> _AIM OF THE TASK_: Extract every line from the records below that contains the word "institutions".

[Saved entries]

------------------------------------------------------------

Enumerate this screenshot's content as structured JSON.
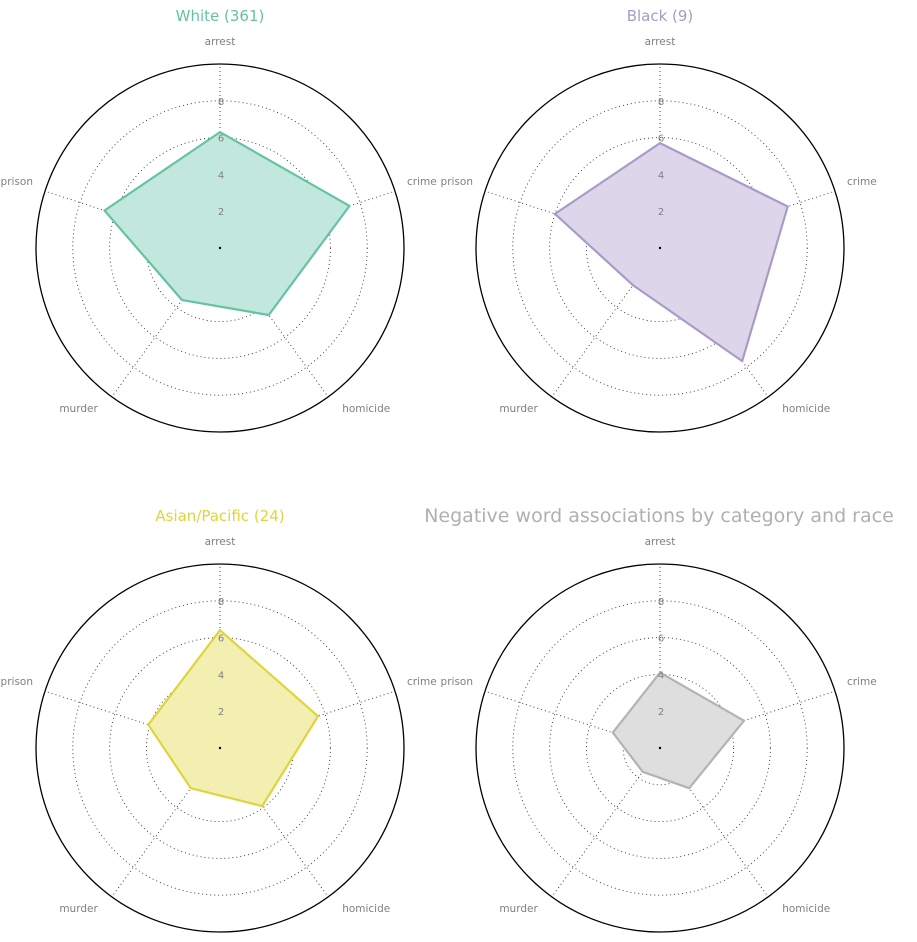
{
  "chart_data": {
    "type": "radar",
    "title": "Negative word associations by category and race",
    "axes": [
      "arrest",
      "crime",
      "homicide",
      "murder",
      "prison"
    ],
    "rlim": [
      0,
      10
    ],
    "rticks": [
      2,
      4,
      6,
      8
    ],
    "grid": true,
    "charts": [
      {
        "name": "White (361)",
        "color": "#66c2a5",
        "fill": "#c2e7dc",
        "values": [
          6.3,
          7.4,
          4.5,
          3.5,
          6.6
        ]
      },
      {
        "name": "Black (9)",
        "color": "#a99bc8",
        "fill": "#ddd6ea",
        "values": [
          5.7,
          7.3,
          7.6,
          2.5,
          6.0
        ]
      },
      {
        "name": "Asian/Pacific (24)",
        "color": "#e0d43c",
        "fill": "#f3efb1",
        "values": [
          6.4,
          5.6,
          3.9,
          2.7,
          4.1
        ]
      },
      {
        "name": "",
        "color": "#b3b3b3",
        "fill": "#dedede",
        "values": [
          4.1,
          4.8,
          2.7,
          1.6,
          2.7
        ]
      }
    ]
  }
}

------------------------------------------------------------

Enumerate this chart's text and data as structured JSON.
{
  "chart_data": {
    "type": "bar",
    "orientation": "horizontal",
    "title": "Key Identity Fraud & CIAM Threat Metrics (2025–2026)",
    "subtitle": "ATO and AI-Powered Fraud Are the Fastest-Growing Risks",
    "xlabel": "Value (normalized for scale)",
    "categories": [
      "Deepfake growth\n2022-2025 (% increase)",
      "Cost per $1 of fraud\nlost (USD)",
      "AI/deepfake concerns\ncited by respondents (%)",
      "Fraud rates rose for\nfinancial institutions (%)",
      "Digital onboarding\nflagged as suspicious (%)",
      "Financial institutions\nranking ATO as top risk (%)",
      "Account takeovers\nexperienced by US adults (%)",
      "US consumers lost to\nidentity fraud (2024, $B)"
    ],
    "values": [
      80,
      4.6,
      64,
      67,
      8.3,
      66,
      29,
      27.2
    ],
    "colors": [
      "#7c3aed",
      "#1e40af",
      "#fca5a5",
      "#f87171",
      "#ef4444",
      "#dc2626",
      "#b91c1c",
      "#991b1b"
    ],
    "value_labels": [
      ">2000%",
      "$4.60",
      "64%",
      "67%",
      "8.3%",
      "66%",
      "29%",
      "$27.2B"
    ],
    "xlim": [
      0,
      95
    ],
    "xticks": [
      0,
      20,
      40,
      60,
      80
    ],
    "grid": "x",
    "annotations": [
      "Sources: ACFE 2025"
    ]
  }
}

------------------------------------------------------------

> _FINAL RESULT_:
      "Fraud rates rose for\nfinancial institutions (%)",
      "Financial institutions\nranking ATO as top risk (%)",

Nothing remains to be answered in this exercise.